▶ **Problem to solve**
Give again, word for word, only the lines from the one containing "Read this page and output its text content." through the final line.

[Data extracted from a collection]
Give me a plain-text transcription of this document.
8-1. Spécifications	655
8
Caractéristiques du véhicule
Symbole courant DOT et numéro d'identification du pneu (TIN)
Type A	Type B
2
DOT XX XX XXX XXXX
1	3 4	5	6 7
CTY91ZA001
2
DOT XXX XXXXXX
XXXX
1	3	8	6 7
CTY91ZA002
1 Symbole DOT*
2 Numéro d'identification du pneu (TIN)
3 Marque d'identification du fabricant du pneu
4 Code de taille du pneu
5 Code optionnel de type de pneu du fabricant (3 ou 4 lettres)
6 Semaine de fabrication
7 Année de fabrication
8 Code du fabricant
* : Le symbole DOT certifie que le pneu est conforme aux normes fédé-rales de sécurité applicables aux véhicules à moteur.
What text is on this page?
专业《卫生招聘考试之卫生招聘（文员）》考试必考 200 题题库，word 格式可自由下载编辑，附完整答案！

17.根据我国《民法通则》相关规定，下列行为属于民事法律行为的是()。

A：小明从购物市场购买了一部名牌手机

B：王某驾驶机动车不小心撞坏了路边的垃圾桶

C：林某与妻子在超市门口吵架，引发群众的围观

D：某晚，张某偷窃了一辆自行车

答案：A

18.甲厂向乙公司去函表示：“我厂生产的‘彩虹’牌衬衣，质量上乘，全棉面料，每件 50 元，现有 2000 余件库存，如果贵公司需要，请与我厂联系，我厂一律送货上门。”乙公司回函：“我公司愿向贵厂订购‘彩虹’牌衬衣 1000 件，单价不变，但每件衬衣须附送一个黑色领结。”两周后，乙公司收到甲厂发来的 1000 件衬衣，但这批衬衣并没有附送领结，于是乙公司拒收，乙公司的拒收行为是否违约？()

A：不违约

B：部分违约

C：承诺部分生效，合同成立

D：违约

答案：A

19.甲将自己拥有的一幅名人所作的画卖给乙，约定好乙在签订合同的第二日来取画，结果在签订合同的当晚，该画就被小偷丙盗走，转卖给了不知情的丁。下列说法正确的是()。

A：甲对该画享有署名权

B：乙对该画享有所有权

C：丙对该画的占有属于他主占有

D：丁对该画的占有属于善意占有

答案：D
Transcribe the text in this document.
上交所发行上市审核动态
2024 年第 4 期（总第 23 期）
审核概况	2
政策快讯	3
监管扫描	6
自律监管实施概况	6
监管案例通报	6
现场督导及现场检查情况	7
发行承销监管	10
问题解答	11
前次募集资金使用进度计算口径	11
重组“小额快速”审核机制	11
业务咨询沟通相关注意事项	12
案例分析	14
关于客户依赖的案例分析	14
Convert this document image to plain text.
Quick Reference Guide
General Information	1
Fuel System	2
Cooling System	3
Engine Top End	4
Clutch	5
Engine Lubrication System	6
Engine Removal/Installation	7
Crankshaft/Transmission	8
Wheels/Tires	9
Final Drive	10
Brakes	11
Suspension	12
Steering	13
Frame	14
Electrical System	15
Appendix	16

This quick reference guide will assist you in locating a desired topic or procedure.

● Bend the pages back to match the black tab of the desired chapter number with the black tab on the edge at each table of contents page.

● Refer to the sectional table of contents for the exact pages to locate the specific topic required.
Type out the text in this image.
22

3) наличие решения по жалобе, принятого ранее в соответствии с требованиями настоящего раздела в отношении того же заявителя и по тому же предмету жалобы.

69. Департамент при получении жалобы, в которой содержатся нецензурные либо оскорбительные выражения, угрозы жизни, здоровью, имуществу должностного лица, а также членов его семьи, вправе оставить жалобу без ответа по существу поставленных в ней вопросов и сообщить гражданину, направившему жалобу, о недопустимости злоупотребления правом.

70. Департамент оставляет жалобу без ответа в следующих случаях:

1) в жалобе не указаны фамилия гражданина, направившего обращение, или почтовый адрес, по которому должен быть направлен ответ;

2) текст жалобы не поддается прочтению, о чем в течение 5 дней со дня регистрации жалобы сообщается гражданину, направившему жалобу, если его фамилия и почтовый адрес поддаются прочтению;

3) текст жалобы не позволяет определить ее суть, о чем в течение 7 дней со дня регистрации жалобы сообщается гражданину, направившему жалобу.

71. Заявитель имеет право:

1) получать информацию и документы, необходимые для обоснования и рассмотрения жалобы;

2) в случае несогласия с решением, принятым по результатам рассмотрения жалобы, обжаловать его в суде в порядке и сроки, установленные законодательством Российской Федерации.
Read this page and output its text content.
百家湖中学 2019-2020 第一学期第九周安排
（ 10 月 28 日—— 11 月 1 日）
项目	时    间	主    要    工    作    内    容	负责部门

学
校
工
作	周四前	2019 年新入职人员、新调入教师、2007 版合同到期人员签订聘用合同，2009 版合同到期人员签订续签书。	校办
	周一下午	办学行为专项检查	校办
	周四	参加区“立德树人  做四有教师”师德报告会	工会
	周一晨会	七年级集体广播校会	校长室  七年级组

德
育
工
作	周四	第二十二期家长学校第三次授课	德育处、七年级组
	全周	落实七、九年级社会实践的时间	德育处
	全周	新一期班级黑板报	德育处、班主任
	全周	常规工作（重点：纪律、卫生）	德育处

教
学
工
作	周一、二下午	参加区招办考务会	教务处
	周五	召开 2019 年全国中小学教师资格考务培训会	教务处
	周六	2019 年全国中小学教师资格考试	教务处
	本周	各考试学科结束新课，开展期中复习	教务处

▶ **Result of the task**
Read this page and output its text content.
百家湖中学 2019-2020 第一学期第九周安排
（ 10 月 28 日—— 11 月 1 日）
项目	时    间	主    要    工    作    内    容	负责部门

学
校
工
作	周四前	2019 年新入职人员、新调入教师、2007 版合同到期人员签订聘用合同，2009 版合同到期人员签订续签书。	校办
	周一下午	办学行为专项检查	校办
	周四	参加区“立德树人  做四有教师”师德报告会	工会
	周一晨会	七年级集体广播校会	校长室  七年级组

德
育
工
作	周四	第二十二期家长学校第三次授课	德育处、七年级组
	全周	落实七、九年级社会实践的时间	德育处
	全周	新一期班级黑板报	德育处、班主任
	全周	常规工作（重点：纪律、卫生）	德育处

教
学
工
作	周一、二下午	参加区招办考务会	教务处
	周五	召开 2019 年全国中小学教师资格考务培训会	教务处
	周六	2019 年全国中小学教师资格考试	教务处
	本周	各考试学科结束新课，开展期中复习	教务处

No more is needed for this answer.